Raw data:

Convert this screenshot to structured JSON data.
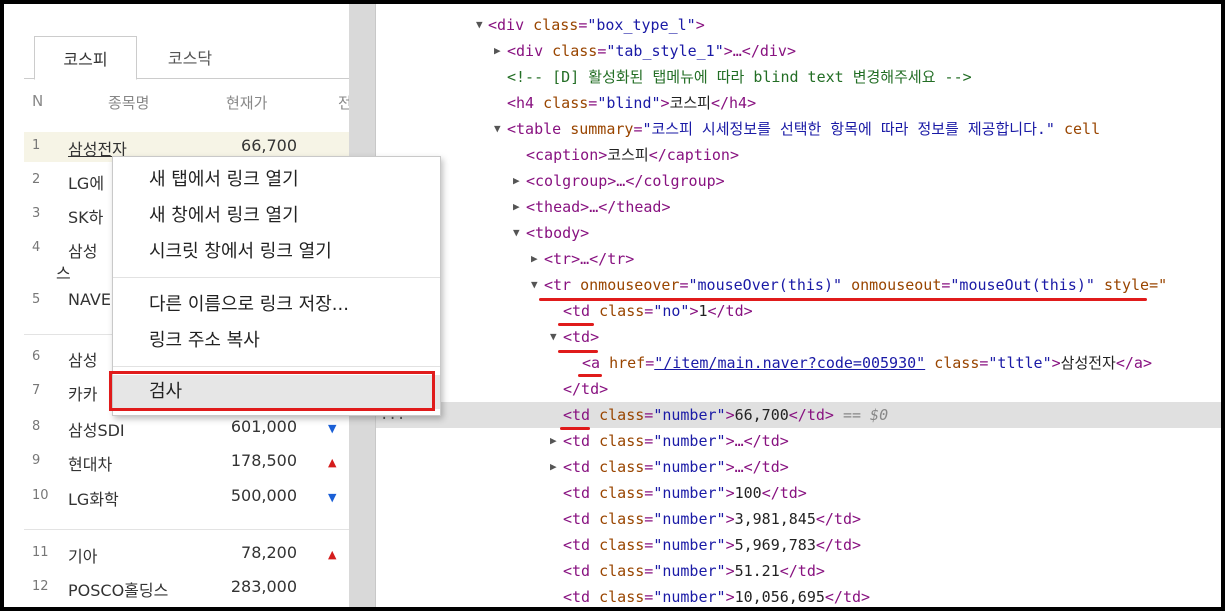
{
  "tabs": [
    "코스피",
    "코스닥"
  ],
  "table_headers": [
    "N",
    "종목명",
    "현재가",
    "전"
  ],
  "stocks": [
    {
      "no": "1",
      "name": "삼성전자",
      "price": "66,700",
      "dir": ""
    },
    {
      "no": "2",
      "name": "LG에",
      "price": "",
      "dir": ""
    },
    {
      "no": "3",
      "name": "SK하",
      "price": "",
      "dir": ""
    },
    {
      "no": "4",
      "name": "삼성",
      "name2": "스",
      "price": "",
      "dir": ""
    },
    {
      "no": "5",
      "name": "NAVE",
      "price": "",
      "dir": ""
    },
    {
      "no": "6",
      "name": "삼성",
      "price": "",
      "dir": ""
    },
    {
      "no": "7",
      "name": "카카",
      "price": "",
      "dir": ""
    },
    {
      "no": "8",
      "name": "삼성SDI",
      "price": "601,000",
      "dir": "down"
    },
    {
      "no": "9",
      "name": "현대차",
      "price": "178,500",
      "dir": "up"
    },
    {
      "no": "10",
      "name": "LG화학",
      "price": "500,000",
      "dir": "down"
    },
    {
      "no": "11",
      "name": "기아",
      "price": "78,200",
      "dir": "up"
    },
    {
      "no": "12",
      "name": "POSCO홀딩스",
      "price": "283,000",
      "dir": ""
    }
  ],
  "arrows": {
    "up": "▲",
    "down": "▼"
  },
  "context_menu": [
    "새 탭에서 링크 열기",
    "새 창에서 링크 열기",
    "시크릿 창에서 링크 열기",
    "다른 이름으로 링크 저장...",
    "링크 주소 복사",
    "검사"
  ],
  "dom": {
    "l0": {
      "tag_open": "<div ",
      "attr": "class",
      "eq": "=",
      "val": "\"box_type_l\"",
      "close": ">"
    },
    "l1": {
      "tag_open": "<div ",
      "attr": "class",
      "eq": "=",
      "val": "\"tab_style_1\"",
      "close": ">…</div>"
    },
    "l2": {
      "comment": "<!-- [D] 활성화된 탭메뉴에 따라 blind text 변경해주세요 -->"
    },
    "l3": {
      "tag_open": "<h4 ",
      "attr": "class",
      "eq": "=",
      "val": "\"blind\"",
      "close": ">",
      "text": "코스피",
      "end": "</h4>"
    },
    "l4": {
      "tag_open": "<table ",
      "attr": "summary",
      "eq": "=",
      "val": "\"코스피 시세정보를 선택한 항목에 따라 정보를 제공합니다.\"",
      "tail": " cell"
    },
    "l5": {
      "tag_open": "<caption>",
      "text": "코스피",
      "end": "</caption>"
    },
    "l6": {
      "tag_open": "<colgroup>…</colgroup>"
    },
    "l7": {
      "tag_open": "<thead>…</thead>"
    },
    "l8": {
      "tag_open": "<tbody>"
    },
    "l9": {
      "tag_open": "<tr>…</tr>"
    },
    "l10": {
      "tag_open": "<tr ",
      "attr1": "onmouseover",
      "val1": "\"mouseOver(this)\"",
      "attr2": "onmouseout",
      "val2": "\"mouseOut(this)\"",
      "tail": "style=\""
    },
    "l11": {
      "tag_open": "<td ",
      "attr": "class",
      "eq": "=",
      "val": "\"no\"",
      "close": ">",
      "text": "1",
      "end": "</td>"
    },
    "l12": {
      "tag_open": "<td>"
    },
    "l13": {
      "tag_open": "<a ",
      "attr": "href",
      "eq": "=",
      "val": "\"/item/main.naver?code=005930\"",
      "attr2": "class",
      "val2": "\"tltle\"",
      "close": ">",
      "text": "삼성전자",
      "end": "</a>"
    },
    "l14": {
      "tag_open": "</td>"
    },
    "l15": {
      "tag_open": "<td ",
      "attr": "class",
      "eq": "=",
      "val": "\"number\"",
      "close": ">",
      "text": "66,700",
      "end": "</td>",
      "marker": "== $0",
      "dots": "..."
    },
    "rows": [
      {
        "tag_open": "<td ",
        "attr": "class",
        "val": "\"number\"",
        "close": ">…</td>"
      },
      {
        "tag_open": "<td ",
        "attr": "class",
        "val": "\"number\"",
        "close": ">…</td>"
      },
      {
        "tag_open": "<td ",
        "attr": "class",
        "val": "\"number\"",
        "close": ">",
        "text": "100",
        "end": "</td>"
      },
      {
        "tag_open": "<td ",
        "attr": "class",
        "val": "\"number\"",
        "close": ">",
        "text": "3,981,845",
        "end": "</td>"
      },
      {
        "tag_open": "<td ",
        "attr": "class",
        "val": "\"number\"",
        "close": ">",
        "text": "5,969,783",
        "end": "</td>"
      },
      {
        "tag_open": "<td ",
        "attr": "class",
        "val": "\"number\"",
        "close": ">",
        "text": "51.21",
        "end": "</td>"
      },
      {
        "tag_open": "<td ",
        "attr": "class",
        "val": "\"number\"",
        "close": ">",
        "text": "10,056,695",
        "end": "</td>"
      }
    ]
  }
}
--
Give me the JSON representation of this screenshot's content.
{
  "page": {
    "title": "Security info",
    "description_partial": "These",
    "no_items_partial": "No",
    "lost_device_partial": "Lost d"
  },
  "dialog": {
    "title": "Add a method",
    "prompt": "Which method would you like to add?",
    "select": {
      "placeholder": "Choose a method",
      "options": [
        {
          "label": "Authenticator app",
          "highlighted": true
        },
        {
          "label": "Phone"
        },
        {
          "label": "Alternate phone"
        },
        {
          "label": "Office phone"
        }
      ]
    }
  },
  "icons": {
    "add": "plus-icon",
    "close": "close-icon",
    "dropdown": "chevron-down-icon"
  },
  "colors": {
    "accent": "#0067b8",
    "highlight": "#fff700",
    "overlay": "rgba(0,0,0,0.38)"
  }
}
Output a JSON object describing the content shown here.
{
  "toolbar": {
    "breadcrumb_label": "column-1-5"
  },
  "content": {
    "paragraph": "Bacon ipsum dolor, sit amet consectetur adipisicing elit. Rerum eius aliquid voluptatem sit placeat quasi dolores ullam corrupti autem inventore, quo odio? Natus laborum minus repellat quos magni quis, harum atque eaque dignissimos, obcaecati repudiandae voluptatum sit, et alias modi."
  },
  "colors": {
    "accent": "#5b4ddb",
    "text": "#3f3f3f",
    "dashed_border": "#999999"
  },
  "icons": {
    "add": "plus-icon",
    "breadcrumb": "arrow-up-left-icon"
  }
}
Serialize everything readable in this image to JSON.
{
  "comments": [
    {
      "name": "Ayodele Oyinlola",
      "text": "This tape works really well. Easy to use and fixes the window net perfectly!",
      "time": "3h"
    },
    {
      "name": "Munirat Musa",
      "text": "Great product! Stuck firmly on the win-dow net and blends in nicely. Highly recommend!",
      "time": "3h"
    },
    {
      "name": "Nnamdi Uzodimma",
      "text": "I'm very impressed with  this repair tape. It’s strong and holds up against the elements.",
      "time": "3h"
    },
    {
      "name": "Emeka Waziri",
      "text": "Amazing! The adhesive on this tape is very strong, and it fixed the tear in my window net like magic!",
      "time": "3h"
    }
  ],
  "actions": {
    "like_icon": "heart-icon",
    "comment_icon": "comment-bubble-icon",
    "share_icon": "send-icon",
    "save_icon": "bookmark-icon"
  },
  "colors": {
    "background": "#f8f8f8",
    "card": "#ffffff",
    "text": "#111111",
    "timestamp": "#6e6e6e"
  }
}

Requirement:
Out of the preceding entries, pull every line containing the string "method".

Response to the task:
    "title": "Add a method",
    "prompt": "Which method would you like to add?",
      "placeholder": "Choose a method",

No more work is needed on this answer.